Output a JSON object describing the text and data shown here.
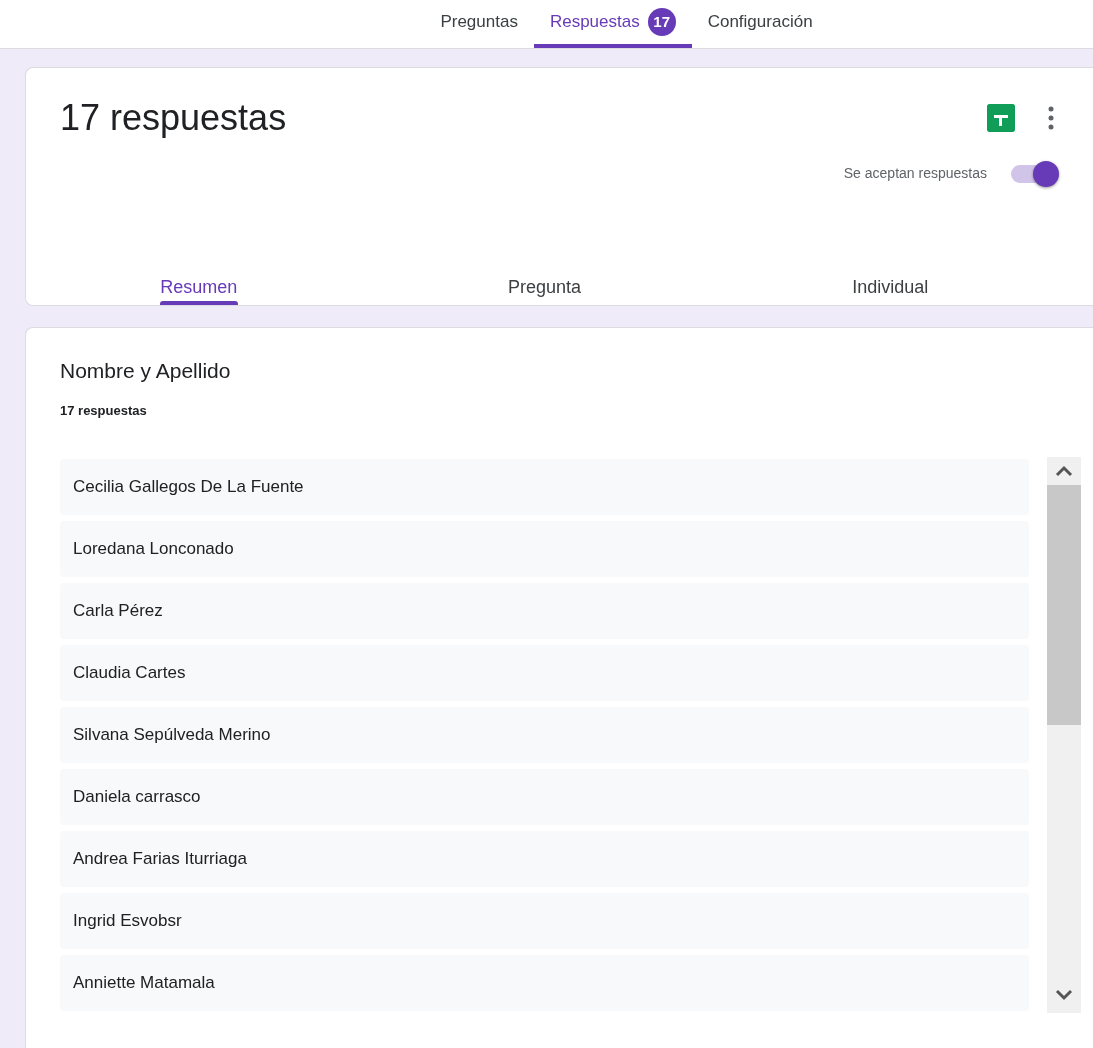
{
  "top_tabs": [
    {
      "label": "Preguntas",
      "selected": false
    },
    {
      "label": "Respuestas",
      "selected": true,
      "badge": "17"
    },
    {
      "label": "Configuración",
      "selected": false
    }
  ],
  "summary": {
    "title": "17 respuestas",
    "toggle": {
      "label": "Se aceptan respuestas",
      "on": true
    },
    "tabs": [
      {
        "label": "Resumen",
        "selected": true
      },
      {
        "label": "Pregunta",
        "selected": false
      },
      {
        "label": "Individual",
        "selected": false
      }
    ]
  },
  "question": {
    "title": "Nombre y Apellido",
    "count": "17 respuestas",
    "answers": [
      "Cecilia Gallegos De La Fuente",
      "Loredana Lonconado",
      "Carla Pérez",
      "Claudia Cartes",
      "Silvana Sepúlveda Merino",
      "Daniela carrasco",
      "Andrea Farias Iturriaga",
      "Ingrid Esvobsr",
      "Anniette Matamala"
    ]
  }
}
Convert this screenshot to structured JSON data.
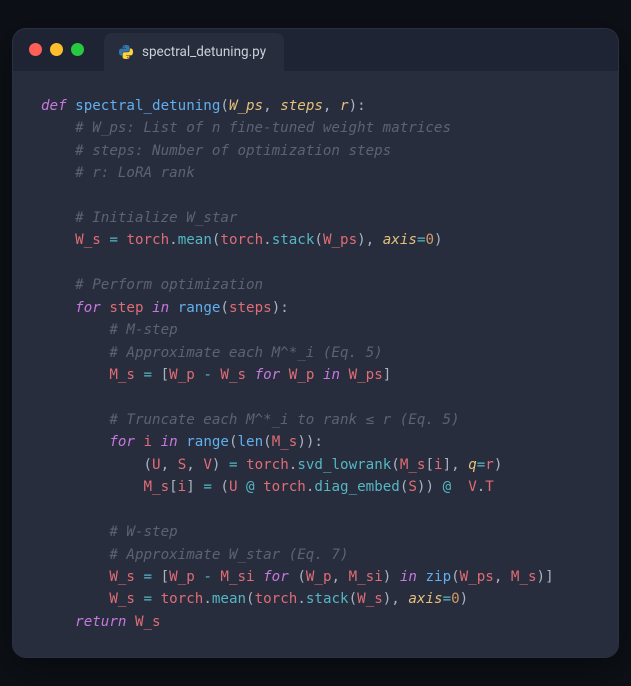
{
  "tab": {
    "filename": "spectral_detuning.py"
  },
  "code": {
    "lines": [
      {
        "indent": 0,
        "tokens": [
          [
            "kw",
            "def"
          ],
          [
            "",
            " "
          ],
          [
            "fn",
            "spectral_detuning"
          ],
          [
            "punct",
            "("
          ],
          [
            "param",
            "W_ps"
          ],
          [
            "punct",
            ","
          ],
          [
            "",
            " "
          ],
          [
            "param",
            "steps"
          ],
          [
            "punct",
            ","
          ],
          [
            "",
            " "
          ],
          [
            "param",
            "r"
          ],
          [
            "punct",
            "):"
          ]
        ]
      },
      {
        "indent": 1,
        "tokens": [
          [
            "comment",
            "# W_ps: List of n fine-tuned weight matrices"
          ]
        ]
      },
      {
        "indent": 1,
        "tokens": [
          [
            "comment",
            "# steps: Number of optimization steps"
          ]
        ]
      },
      {
        "indent": 1,
        "tokens": [
          [
            "comment",
            "# r: LoRA rank"
          ]
        ]
      },
      {
        "indent": 0,
        "tokens": []
      },
      {
        "indent": 1,
        "tokens": [
          [
            "comment",
            "# Initialize W_star"
          ]
        ]
      },
      {
        "indent": 1,
        "tokens": [
          [
            "var",
            "W_s"
          ],
          [
            "",
            " "
          ],
          [
            "op",
            "="
          ],
          [
            "",
            " "
          ],
          [
            "var",
            "torch"
          ],
          [
            "punct",
            "."
          ],
          [
            "method",
            "mean"
          ],
          [
            "punct",
            "("
          ],
          [
            "var",
            "torch"
          ],
          [
            "punct",
            "."
          ],
          [
            "method",
            "stack"
          ],
          [
            "punct",
            "("
          ],
          [
            "var",
            "W_ps"
          ],
          [
            "punct",
            "),"
          ],
          [
            "",
            " "
          ],
          [
            "param",
            "axis"
          ],
          [
            "op",
            "="
          ],
          [
            "num",
            "0"
          ],
          [
            "punct",
            ")"
          ]
        ]
      },
      {
        "indent": 0,
        "tokens": []
      },
      {
        "indent": 1,
        "tokens": [
          [
            "comment",
            "# Perform optimization"
          ]
        ]
      },
      {
        "indent": 1,
        "tokens": [
          [
            "kw",
            "for"
          ],
          [
            "",
            " "
          ],
          [
            "var",
            "step"
          ],
          [
            "",
            " "
          ],
          [
            "kw",
            "in"
          ],
          [
            "",
            " "
          ],
          [
            "fn",
            "range"
          ],
          [
            "punct",
            "("
          ],
          [
            "var",
            "steps"
          ],
          [
            "punct",
            "):"
          ]
        ]
      },
      {
        "indent": 2,
        "tokens": [
          [
            "comment",
            "# M-step"
          ]
        ]
      },
      {
        "indent": 2,
        "tokens": [
          [
            "comment",
            "# Approximate each M^*_i (Eq. 5)"
          ]
        ]
      },
      {
        "indent": 2,
        "tokens": [
          [
            "var",
            "M_s"
          ],
          [
            "",
            " "
          ],
          [
            "op",
            "="
          ],
          [
            "",
            " "
          ],
          [
            "punct",
            "["
          ],
          [
            "var",
            "W_p"
          ],
          [
            "",
            " "
          ],
          [
            "op",
            "-"
          ],
          [
            "",
            " "
          ],
          [
            "var",
            "W_s"
          ],
          [
            "",
            " "
          ],
          [
            "kw",
            "for"
          ],
          [
            "",
            " "
          ],
          [
            "var",
            "W_p"
          ],
          [
            "",
            " "
          ],
          [
            "kw",
            "in"
          ],
          [
            "",
            " "
          ],
          [
            "var",
            "W_ps"
          ],
          [
            "punct",
            "]"
          ]
        ]
      },
      {
        "indent": 0,
        "tokens": []
      },
      {
        "indent": 2,
        "tokens": [
          [
            "comment",
            "# Truncate each M^*_i to rank ≤ r (Eq. 5)"
          ]
        ]
      },
      {
        "indent": 2,
        "tokens": [
          [
            "kw",
            "for"
          ],
          [
            "",
            " "
          ],
          [
            "var",
            "i"
          ],
          [
            "",
            " "
          ],
          [
            "kw",
            "in"
          ],
          [
            "",
            " "
          ],
          [
            "fn",
            "range"
          ],
          [
            "punct",
            "("
          ],
          [
            "fn",
            "len"
          ],
          [
            "punct",
            "("
          ],
          [
            "var",
            "M_s"
          ],
          [
            "punct",
            ")):"
          ]
        ]
      },
      {
        "indent": 3,
        "tokens": [
          [
            "punct",
            "("
          ],
          [
            "var",
            "U"
          ],
          [
            "punct",
            ","
          ],
          [
            "",
            " "
          ],
          [
            "var",
            "S"
          ],
          [
            "punct",
            ","
          ],
          [
            "",
            " "
          ],
          [
            "var",
            "V"
          ],
          [
            "punct",
            ")"
          ],
          [
            "",
            " "
          ],
          [
            "op",
            "="
          ],
          [
            "",
            " "
          ],
          [
            "var",
            "torch"
          ],
          [
            "punct",
            "."
          ],
          [
            "method",
            "svd_lowrank"
          ],
          [
            "punct",
            "("
          ],
          [
            "var",
            "M_s"
          ],
          [
            "punct",
            "["
          ],
          [
            "var",
            "i"
          ],
          [
            "punct",
            "],"
          ],
          [
            "",
            " "
          ],
          [
            "param",
            "q"
          ],
          [
            "op",
            "="
          ],
          [
            "var",
            "r"
          ],
          [
            "punct",
            ")"
          ]
        ]
      },
      {
        "indent": 3,
        "tokens": [
          [
            "var",
            "M_s"
          ],
          [
            "punct",
            "["
          ],
          [
            "var",
            "i"
          ],
          [
            "punct",
            "]"
          ],
          [
            "",
            " "
          ],
          [
            "op",
            "="
          ],
          [
            "",
            " "
          ],
          [
            "punct",
            "("
          ],
          [
            "var",
            "U"
          ],
          [
            "",
            " "
          ],
          [
            "at",
            "@"
          ],
          [
            "",
            " "
          ],
          [
            "var",
            "torch"
          ],
          [
            "punct",
            "."
          ],
          [
            "method",
            "diag_embed"
          ],
          [
            "punct",
            "("
          ],
          [
            "var",
            "S"
          ],
          [
            "punct",
            "))"
          ],
          [
            "",
            " "
          ],
          [
            "at",
            "@"
          ],
          [
            "",
            "  "
          ],
          [
            "var",
            "V"
          ],
          [
            "punct",
            "."
          ],
          [
            "prop",
            "T"
          ]
        ]
      },
      {
        "indent": 0,
        "tokens": []
      },
      {
        "indent": 2,
        "tokens": [
          [
            "comment",
            "# W-step"
          ]
        ]
      },
      {
        "indent": 2,
        "tokens": [
          [
            "comment",
            "# Approximate W_star (Eq. 7)"
          ]
        ]
      },
      {
        "indent": 2,
        "tokens": [
          [
            "var",
            "W_s"
          ],
          [
            "",
            " "
          ],
          [
            "op",
            "="
          ],
          [
            "",
            " "
          ],
          [
            "punct",
            "["
          ],
          [
            "var",
            "W_p"
          ],
          [
            "",
            " "
          ],
          [
            "op",
            "-"
          ],
          [
            "",
            " "
          ],
          [
            "var",
            "M_si"
          ],
          [
            "",
            " "
          ],
          [
            "kw",
            "for"
          ],
          [
            "",
            " "
          ],
          [
            "punct",
            "("
          ],
          [
            "var",
            "W_p"
          ],
          [
            "punct",
            ","
          ],
          [
            "",
            " "
          ],
          [
            "var",
            "M_si"
          ],
          [
            "punct",
            ")"
          ],
          [
            "",
            " "
          ],
          [
            "kw",
            "in"
          ],
          [
            "",
            " "
          ],
          [
            "fn",
            "zip"
          ],
          [
            "punct",
            "("
          ],
          [
            "var",
            "W_ps"
          ],
          [
            "punct",
            ","
          ],
          [
            "",
            " "
          ],
          [
            "var",
            "M_s"
          ],
          [
            "punct",
            ")]"
          ]
        ]
      },
      {
        "indent": 2,
        "tokens": [
          [
            "var",
            "W_s"
          ],
          [
            "",
            " "
          ],
          [
            "op",
            "="
          ],
          [
            "",
            " "
          ],
          [
            "var",
            "torch"
          ],
          [
            "punct",
            "."
          ],
          [
            "method",
            "mean"
          ],
          [
            "punct",
            "("
          ],
          [
            "var",
            "torch"
          ],
          [
            "punct",
            "."
          ],
          [
            "method",
            "stack"
          ],
          [
            "punct",
            "("
          ],
          [
            "var",
            "W_s"
          ],
          [
            "punct",
            "),"
          ],
          [
            "",
            " "
          ],
          [
            "param",
            "axis"
          ],
          [
            "op",
            "="
          ],
          [
            "num",
            "0"
          ],
          [
            "punct",
            ")"
          ]
        ]
      },
      {
        "indent": 1,
        "tokens": [
          [
            "kw",
            "return"
          ],
          [
            "",
            " "
          ],
          [
            "var",
            "W_s"
          ]
        ]
      }
    ]
  }
}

____________________

(Exercise task) Copy every line of the data that holds the string "Approximate".

(Reply to the exercise)
            "# Approximate each M^*_i (Eq. 5)"
            "# Approximate W_star (Eq. 7)"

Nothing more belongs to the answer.